### Data lines
● ● ● ● ●

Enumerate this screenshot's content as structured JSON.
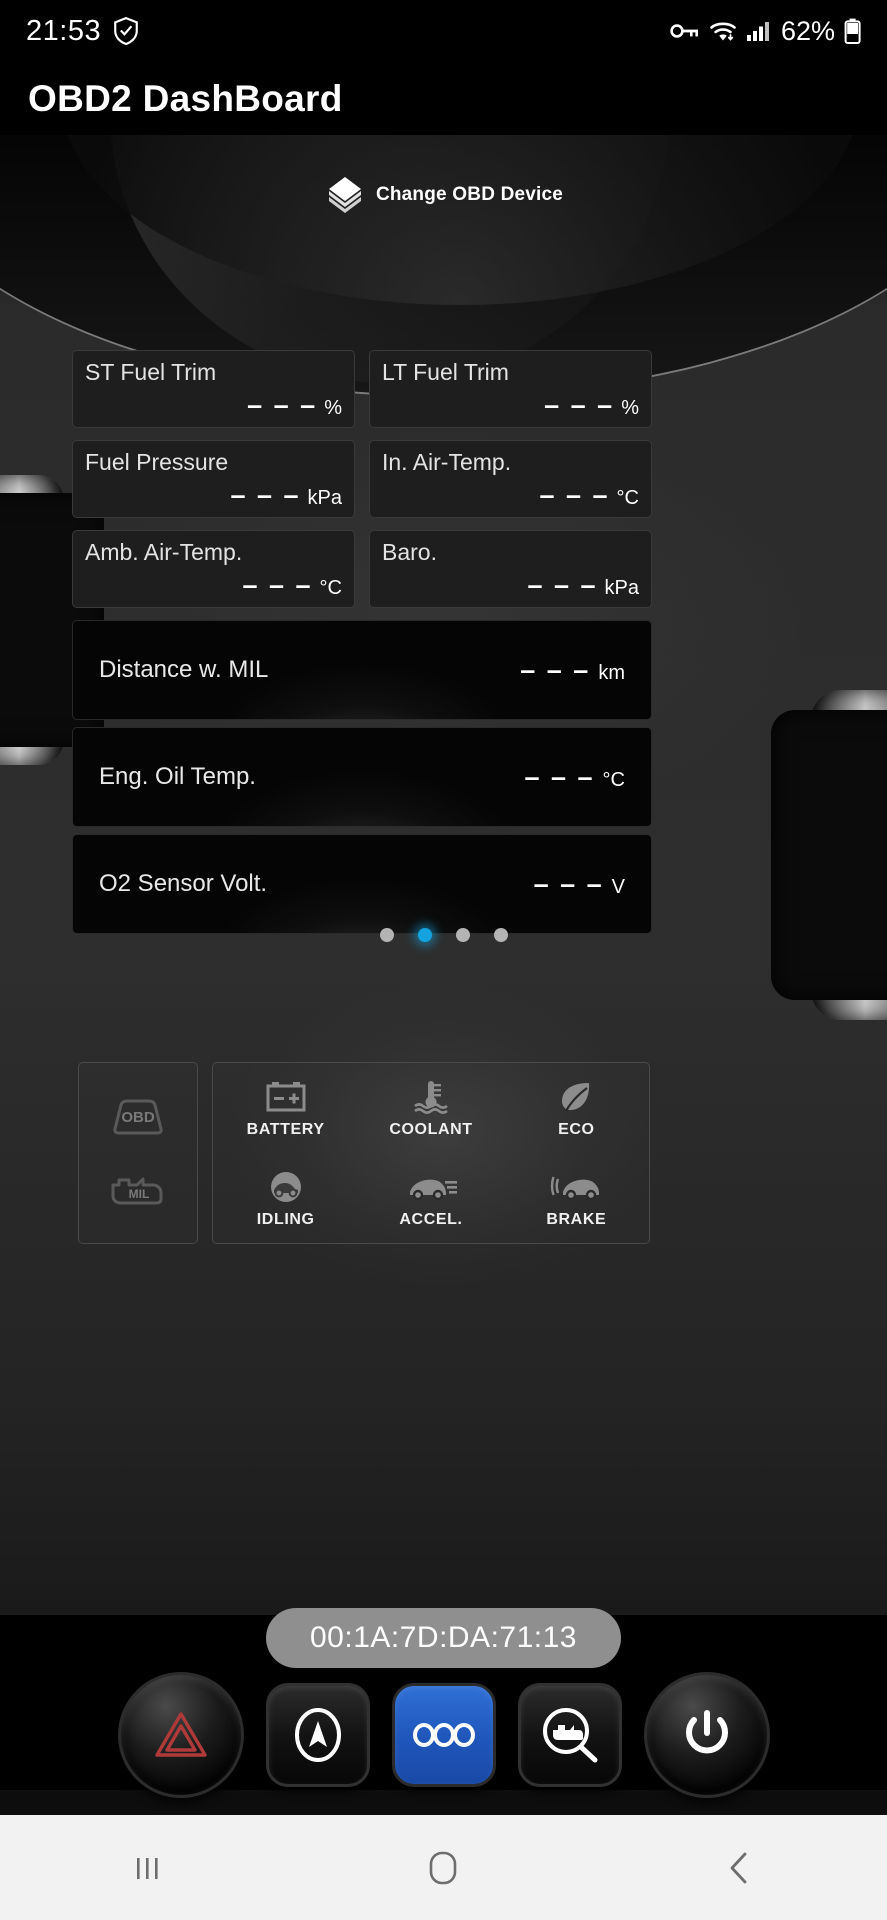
{
  "status_bar": {
    "time": "21:53",
    "shield_icon": "shield-check-icon",
    "vpn_icon": "key-icon",
    "wifi_icon": "wifi-icon",
    "signal_icon": "cellular-signal-icon",
    "battery_percent": "62%",
    "battery_icon": "battery-icon"
  },
  "app": {
    "title": "OBD2 DashBoard"
  },
  "change_device": {
    "label": "Change OBD Device",
    "icon": "obd-device-stack-icon"
  },
  "gauges": {
    "small_cards": [
      {
        "label": "ST Fuel Trim",
        "value": "– – –",
        "unit": "%"
      },
      {
        "label": "LT Fuel Trim",
        "value": "– – –",
        "unit": "%"
      },
      {
        "label": "Fuel Pressure",
        "value": "– – –",
        "unit": "kPa"
      },
      {
        "label": "In. Air-Temp.",
        "value": "– – –",
        "unit": "°C"
      },
      {
        "label": "Amb. Air-Temp.",
        "value": "– – –",
        "unit": "°C"
      },
      {
        "label": "Baro.",
        "value": "– – –",
        "unit": "kPa"
      }
    ],
    "wide_cards": [
      {
        "label": "Distance w. MIL",
        "value": "– – –",
        "unit": "km"
      },
      {
        "label": "Eng. Oil Temp.",
        "value": "– – –",
        "unit": "°C"
      },
      {
        "label": "O2 Sensor Volt.",
        "value": "– – –",
        "unit": "V"
      }
    ]
  },
  "pager": {
    "total": 4,
    "active_index": 1,
    "active_color": "#14a3e0",
    "inactive_color": "#b4b4b4"
  },
  "indicator_panel": {
    "left": [
      {
        "label": "OBD",
        "icon": "obd-plug-icon"
      },
      {
        "label": "MIL",
        "icon": "check-engine-mil-icon"
      }
    ],
    "grid": [
      {
        "label": "BATTERY",
        "icon": "battery-terminal-icon"
      },
      {
        "label": "COOLANT",
        "icon": "coolant-temp-icon"
      },
      {
        "label": "ECO",
        "icon": "eco-leaf-icon"
      },
      {
        "label": "IDLING",
        "icon": "idling-car-circle-icon"
      },
      {
        "label": "ACCEL.",
        "icon": "accelerating-car-icon"
      },
      {
        "label": "BRAKE",
        "icon": "braking-car-icon"
      }
    ]
  },
  "device": {
    "mac_address": "00:1A:7D:DA:71:13"
  },
  "controls": [
    {
      "name": "hazard-button",
      "icon": "hazard-triangle-icon",
      "style": "round",
      "active": false
    },
    {
      "name": "navigation-button",
      "icon": "navigation-arrow-icon",
      "style": "square",
      "active": false
    },
    {
      "name": "more-button",
      "icon": "three-dots-icon",
      "style": "square",
      "active": true
    },
    {
      "name": "diagnostics-button",
      "icon": "engine-scan-icon",
      "style": "square",
      "active": false
    },
    {
      "name": "power-button",
      "icon": "power-icon",
      "style": "round",
      "active": false
    }
  ],
  "android_nav": {
    "recents": "recents-icon",
    "home": "home-icon",
    "back": "back-icon"
  }
}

● ● ● ● ●

### Stated problem
Search the lines above for the string "Fuel" and copy each line that has it.

### Output of the task
        "label": "ST Fuel Trim",
        "label": "LT Fuel Trim",
        "label": "Fuel Pressure",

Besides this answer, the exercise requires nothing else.